Begin
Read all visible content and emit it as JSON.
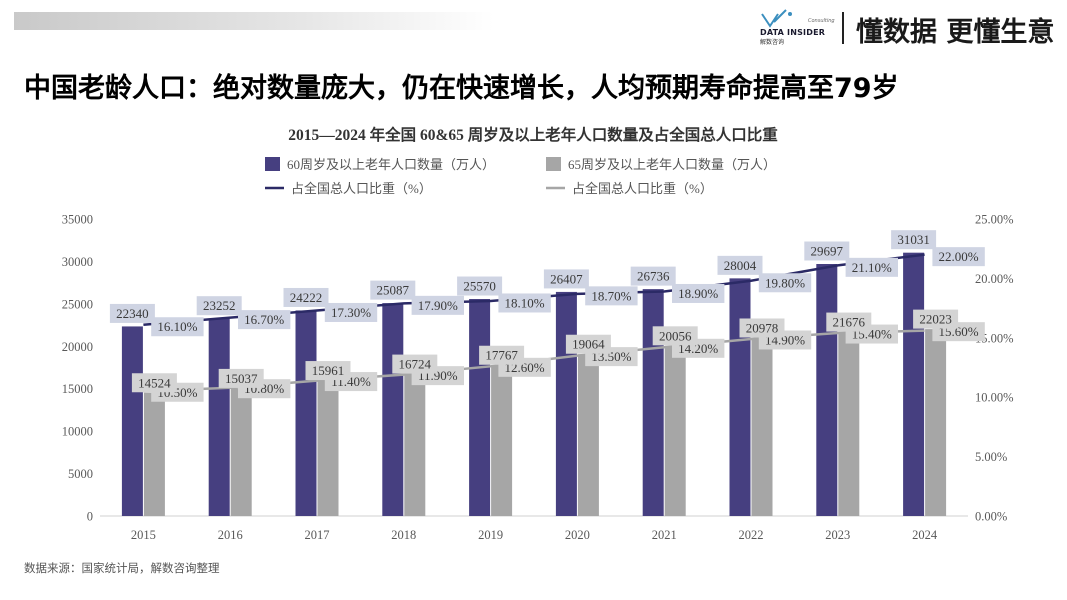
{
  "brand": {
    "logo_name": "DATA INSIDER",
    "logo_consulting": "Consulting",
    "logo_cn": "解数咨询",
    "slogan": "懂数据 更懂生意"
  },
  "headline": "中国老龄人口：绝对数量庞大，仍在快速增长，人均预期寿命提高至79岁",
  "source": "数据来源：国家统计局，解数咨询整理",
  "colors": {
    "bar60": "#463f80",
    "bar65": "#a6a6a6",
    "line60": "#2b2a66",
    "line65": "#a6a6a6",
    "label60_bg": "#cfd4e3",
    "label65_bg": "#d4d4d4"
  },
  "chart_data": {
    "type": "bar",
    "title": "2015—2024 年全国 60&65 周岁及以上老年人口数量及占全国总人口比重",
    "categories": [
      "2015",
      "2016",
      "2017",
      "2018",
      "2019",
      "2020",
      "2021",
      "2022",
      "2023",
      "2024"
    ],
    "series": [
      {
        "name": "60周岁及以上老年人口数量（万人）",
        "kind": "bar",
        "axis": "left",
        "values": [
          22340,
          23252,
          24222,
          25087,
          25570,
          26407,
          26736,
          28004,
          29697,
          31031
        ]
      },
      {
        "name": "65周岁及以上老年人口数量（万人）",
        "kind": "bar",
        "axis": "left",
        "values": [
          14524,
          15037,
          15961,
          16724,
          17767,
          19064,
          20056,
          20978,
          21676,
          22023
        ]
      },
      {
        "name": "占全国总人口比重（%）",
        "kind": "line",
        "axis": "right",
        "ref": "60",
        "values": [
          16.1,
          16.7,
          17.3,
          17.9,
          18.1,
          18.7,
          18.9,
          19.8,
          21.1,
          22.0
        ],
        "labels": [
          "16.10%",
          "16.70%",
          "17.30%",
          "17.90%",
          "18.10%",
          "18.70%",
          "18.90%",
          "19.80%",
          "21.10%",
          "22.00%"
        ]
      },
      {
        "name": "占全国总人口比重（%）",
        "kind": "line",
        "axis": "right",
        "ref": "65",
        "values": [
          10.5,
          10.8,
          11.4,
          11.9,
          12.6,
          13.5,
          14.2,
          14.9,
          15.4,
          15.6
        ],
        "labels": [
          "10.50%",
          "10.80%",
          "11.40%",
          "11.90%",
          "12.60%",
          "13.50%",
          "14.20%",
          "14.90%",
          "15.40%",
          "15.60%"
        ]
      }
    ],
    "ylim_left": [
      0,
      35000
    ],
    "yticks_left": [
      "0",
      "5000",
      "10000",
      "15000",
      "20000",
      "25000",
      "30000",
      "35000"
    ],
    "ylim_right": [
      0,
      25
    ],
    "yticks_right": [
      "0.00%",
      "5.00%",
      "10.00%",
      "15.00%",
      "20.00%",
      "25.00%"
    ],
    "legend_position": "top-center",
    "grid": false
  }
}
End
» **PROMPT**
Repeat each entry exactly as given; no pictures belong in the copy.

» **ANSWER IN FULL**
Read all visible content and emit it as JSON.
{
  "brand": {
    "logo_name": "DATA INSIDER",
    "logo_consulting": "Consulting",
    "logo_cn": "解数咨询",
    "slogan": "懂数据 更懂生意"
  },
  "headline": "中国老龄人口：绝对数量庞大，仍在快速增长，人均预期寿命提高至79岁",
  "source": "数据来源：国家统计局，解数咨询整理",
  "colors": {
    "bar60": "#463f80",
    "bar65": "#a6a6a6",
    "line60": "#2b2a66",
    "line65": "#a6a6a6",
    "label60_bg": "#cfd4e3",
    "label65_bg": "#d4d4d4"
  },
  "chart_data": {
    "type": "bar",
    "title": "2015—2024 年全国 60&65 周岁及以上老年人口数量及占全国总人口比重",
    "categories": [
      "2015",
      "2016",
      "2017",
      "2018",
      "2019",
      "2020",
      "2021",
      "2022",
      "2023",
      "2024"
    ],
    "series": [
      {
        "name": "60周岁及以上老年人口数量（万人）",
        "kind": "bar",
        "axis": "left",
        "values": [
          22340,
          23252,
          24222,
          25087,
          25570,
          26407,
          26736,
          28004,
          29697,
          31031
        ]
      },
      {
        "name": "65周岁及以上老年人口数量（万人）",
        "kind": "bar",
        "axis": "left",
        "values": [
          14524,
          15037,
          15961,
          16724,
          17767,
          19064,
          20056,
          20978,
          21676,
          22023
        ]
      },
      {
        "name": "占全国总人口比重（%）",
        "kind": "line",
        "axis": "right",
        "ref": "60",
        "values": [
          16.1,
          16.7,
          17.3,
          17.9,
          18.1,
          18.7,
          18.9,
          19.8,
          21.1,
          22.0
        ],
        "labels": [
          "16.10%",
          "16.70%",
          "17.30%",
          "17.90%",
          "18.10%",
          "18.70%",
          "18.90%",
          "19.80%",
          "21.10%",
          "22.00%"
        ]
      },
      {
        "name": "占全国总人口比重（%）",
        "kind": "line",
        "axis": "right",
        "ref": "65",
        "values": [
          10.5,
          10.8,
          11.4,
          11.9,
          12.6,
          13.5,
          14.2,
          14.9,
          15.4,
          15.6
        ],
        "labels": [
          "10.50%",
          "10.80%",
          "11.40%",
          "11.90%",
          "12.60%",
          "13.50%",
          "14.20%",
          "14.90%",
          "15.40%",
          "15.60%"
        ]
      }
    ],
    "ylim_left": [
      0,
      35000
    ],
    "yticks_left": [
      "0",
      "5000",
      "10000",
      "15000",
      "20000",
      "25000",
      "30000",
      "35000"
    ],
    "ylim_right": [
      0,
      25
    ],
    "yticks_right": [
      "0.00%",
      "5.00%",
      "10.00%",
      "15.00%",
      "20.00%",
      "25.00%"
    ],
    "legend_position": "top-center",
    "grid": false
  }
}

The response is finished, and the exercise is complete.